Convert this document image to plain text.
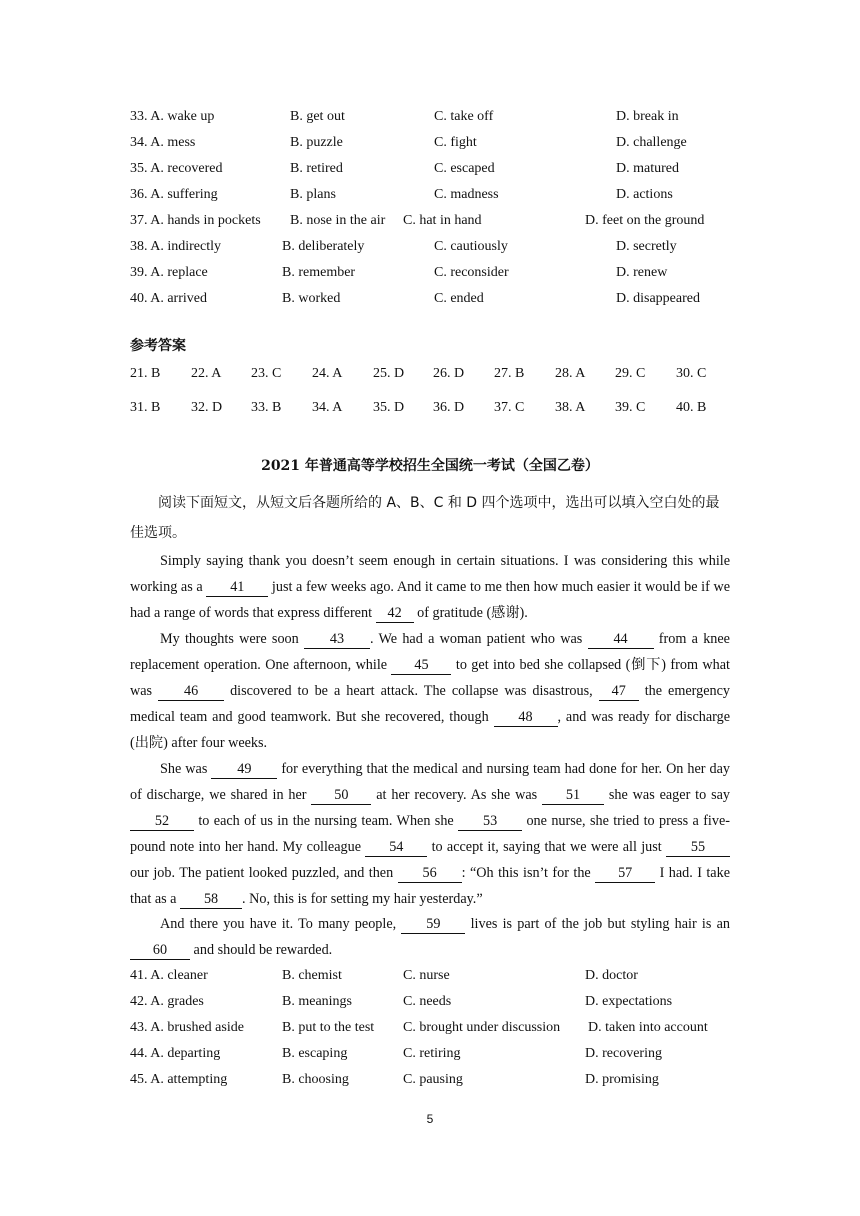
33. A. wake up	B. get out	C. take off	D. break in
34. A. mess	B. puzzle	C. fight	D. challenge
35. A. recovered	B. retired	C. escaped	D. matured
36. A. suffering	B. plans	C. madness	D. actions
37. A. hands in pockets B. nose in the air C. hat in hand	D. feet on the ground
38. A. indirectly	B. deliberately	C. cautiously	D. secretly
39. A. replace	B. remember	C. reconsider	D. renew
40. A. arrived	B. worked	C. ended	D. disappeared
参考答案
21. B 22. A 23. C 24. A 25. D 26. D 27. B 28. A 29. C 30. C
31. B 32. D 33. B 34. A 35. D 36. D 37. C 38. A 39. C 40. B
2021 年普通高等学校招生全国统一考试（全国乙卷）
阅读下面短文，从短文后各题所给的 A、B、C 和 D 四个选项中，选出可以填入空白处的最佳选项。
Simply saying thank you doesn’t seem enough in certain situations. I was considering this while working as a 41 just a few weeks ago. And it came to me then how much easier it would be if we had a range of words that express different 42 of gratitude (感谢).
My thoughts were soon 43 . We had a woman patient who was 44 from a knee replacement operation. One afternoon, while 45 to get into bed she collapsed (倒下) from what was 46 discovered to be a heart attack. The collapse was disastrous, 47 the emergency medical team and good teamwork. But she recovered, though 48 , and was ready for discharge (出院) after four weeks.
She was 49 for everything that the medical and nursing team had done for her. On her day of discharge, we shared in her 50 at her recovery. As she was 51 she was eager to say 52 to each of us in the nursing team. When she 53 one nurse, she tried to press a five-pound note into her hand. My colleague 54 to accept it, saying that we were all just 55 our job. The patient looked puzzled, and then 56 : “Oh this isn’t for the 57 I had. I take that as a 58 . No, this is for setting my hair yesterday.”
And there you have it. To many people, 59 lives is part of the job but styling hair is an 60 and should be rewarded.
41. A. cleaner	B. chemist	C. nurse	D. doctor
42. A. grades	B. meanings	C. needs	D. expectations
43. A. brushed aside	B. put to the test C. brought under discussion D. taken into account
44. A. departing	B. escaping	C. retiring	D. recovering
45. A. attempting	B. choosing	C. pausing	D. promising
5
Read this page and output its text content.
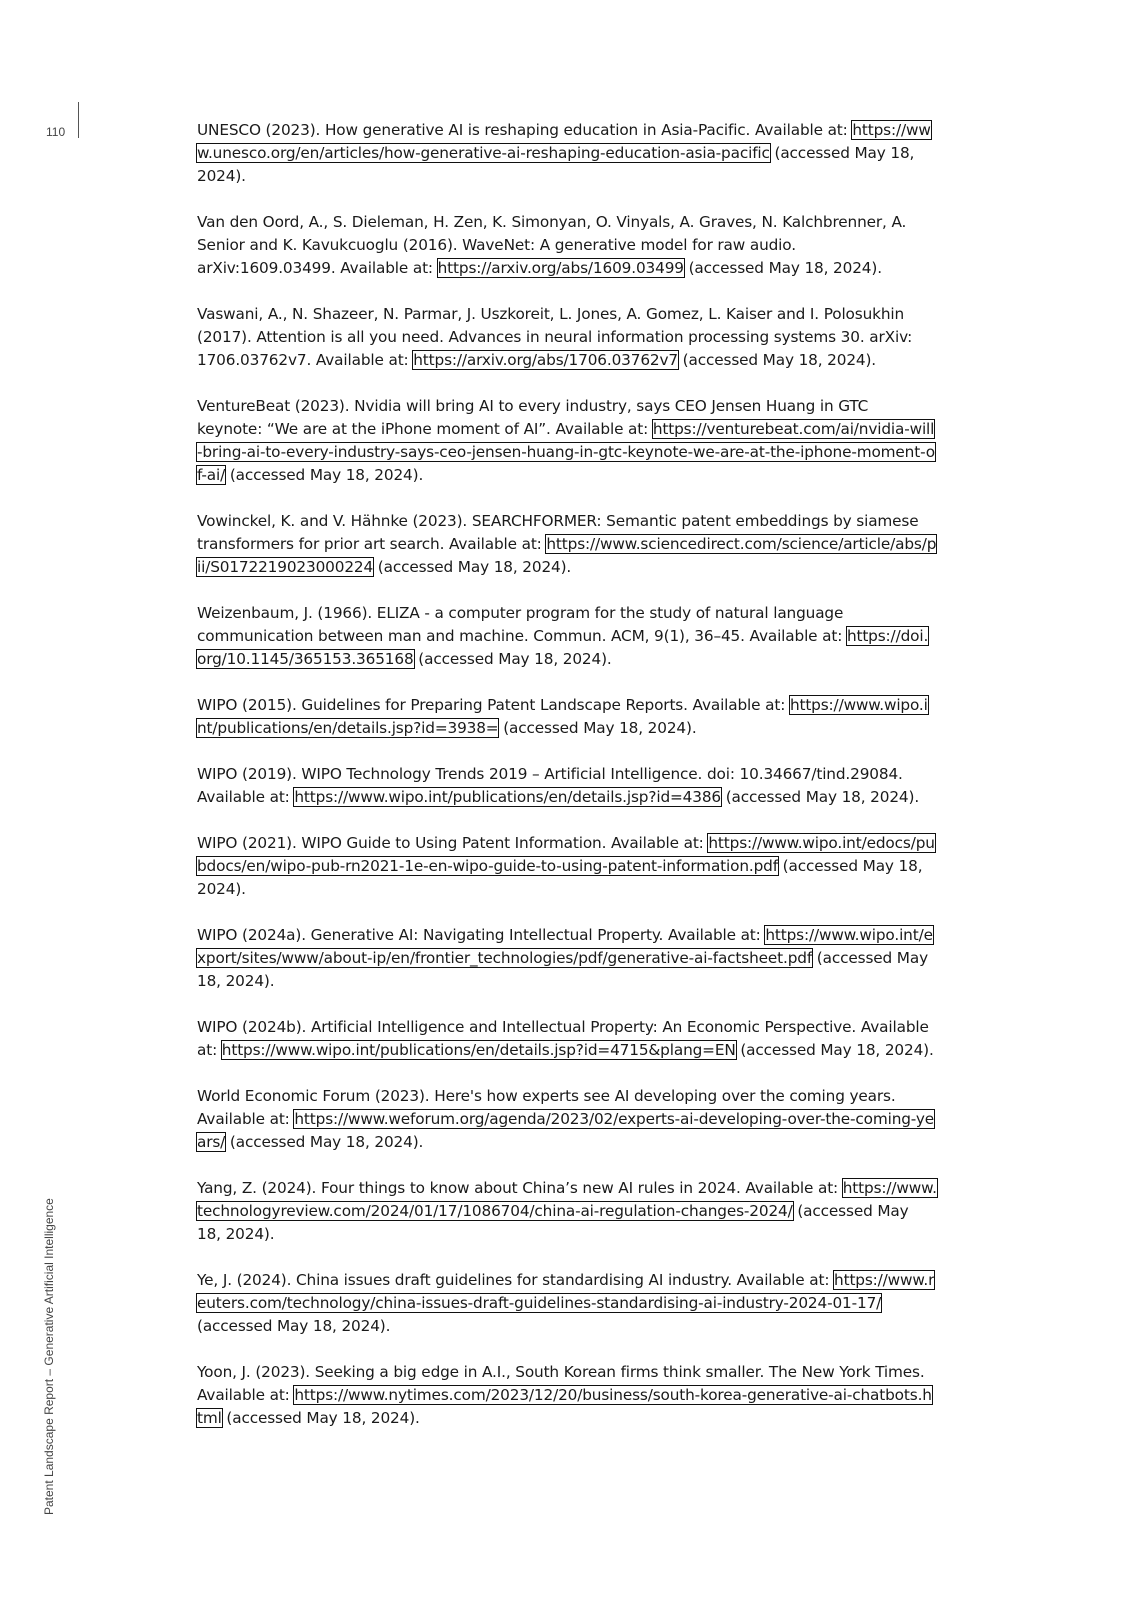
110
Patent Landscape Report – Generative Artificial Intelligence
UNESCO (2023). How generative AI is reshaping education in Asia-Pacific. Available at: https://www.unesco.org/en/articles/how-generative-ai-reshaping-education-asia-pacific (accessed May 18, 2024).
Van den Oord, A., S. Dieleman, H. Zen, K. Simonyan, O. Vinyals, A. Graves, N. Kalchbrenner, A. Senior and K. Kavukcuoglu (2016). WaveNet: A generative model for raw audio. arXiv:1609.03499. Available at: https://arxiv.org/abs/1609.03499 (accessed May 18, 2024).
Vaswani, A., N. Shazeer, N. Parmar, J. Uszkoreit, L. Jones, A. Gomez, L. Kaiser and I. Polosukhin (2017). Attention is all you need. Advances in neural information processing systems 30. arXiv: 1706.03762v7. Available at: https://arxiv.org/abs/1706.03762v7 (accessed May 18, 2024).
VentureBeat (2023). Nvidia will bring AI to every industry, says CEO Jensen Huang in GTC keynote: “We are at the iPhone moment of AI”. Available at: https://venturebeat.com/ai/nvidia-will-bring-ai-to-every-industry-says-ceo-jensen-huang-in-gtc-keynote-we-are-at-the-iphone-moment-of-ai/ (accessed May 18, 2024).
Vowinckel, K. and V. Hähnke (2023). SEARCHFORMER: Semantic patent embeddings by siamese transformers for prior art search. Available at: https://www.sciencedirect.com/science/article/abs/pii/S0172219023000224 (accessed May 18, 2024).
Weizenbaum, J. (1966). ELIZA - a computer program for the study of natural language communication between man and machine. Commun. ACM, 9(1), 36–45. Available at: https://doi.org/10.1145/365153.365168 (accessed May 18, 2024).
WIPO (2015). Guidelines for Preparing Patent Landscape Reports. Available at: https://www.wipo.int/publications/en/details.jsp?id=3938= (accessed May 18, 2024).
WIPO (2019). WIPO Technology Trends 2019 – Artificial Intelligence. doi: 10.34667/tind.29084. Available at: https://www.wipo.int/publications/en/details.jsp?id=4386 (accessed May 18, 2024).
WIPO (2021). WIPO Guide to Using Patent Information. Available at: https://www.wipo.int/edocs/pubdocs/en/wipo-pub-rn2021-1e-en-wipo-guide-to-using-patent-information.pdf (accessed May 18, 2024).
WIPO (2024a). Generative AI: Navigating Intellectual Property. Available at: https://www.wipo.int/export/sites/www/about-ip/en/frontier_technologies/pdf/generative-ai-factsheet.pdf (accessed May 18, 2024).
WIPO (2024b). Artificial Intelligence and Intellectual Property: An Economic Perspective. Available at: https://www.wipo.int/publications/en/details.jsp?id=4715&plang=EN (accessed May 18, 2024).
World Economic Forum (2023). Here's how experts see AI developing over the coming years. Available at: https://www.weforum.org/agenda/2023/02/experts-ai-developing-over-the-coming-years/ (accessed May 18, 2024).
Yang, Z. (2024). Four things to know about China’s new AI rules in 2024. Available at: https://www.technologyreview.com/2024/01/17/1086704/china-ai-regulation-changes-2024/ (accessed May 18, 2024).
Ye, J. (2024). China issues draft guidelines for standardising AI industry. Available at: https://www.reuters.com/technology/china-issues-draft-guidelines-standardising-ai-industry-2024-01-17/ (accessed May 18, 2024).
Yoon, J. (2023). Seeking a big edge in A.I., South Korean firms think smaller. The New York Times. Available at: https://www.nytimes.com/2023/12/20/business/south-korea-generative-ai-chatbots.html (accessed May 18, 2024).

-------

### EXERCISE GOAL
Filter out every line that lacks the word "arxiv", and copy the rest.

### ANSWER TO THIS PROBLEM
Van den Oord, A., S. Dieleman, H. Zen, K. Simonyan, O. Vinyals, A. Graves, N. Kalchbrenner, A. Senior and K. Kavukcuoglu (2016). WaveNet: A generative model for raw audio. arXiv:1609.03499. Available at: https://arxiv.org/abs/1609.03499 (accessed May 18, 2024).
Vaswani, A., N. Shazeer, N. Parmar, J. Uszkoreit, L. Jones, A. Gomez, L. Kaiser and I. Polosukhin (2017). Attention is all you need. Advances in neural information processing systems 30. arXiv: 1706.03762v7. Available at: https://arxiv.org/abs/1706.03762v7 (accessed May 18, 2024).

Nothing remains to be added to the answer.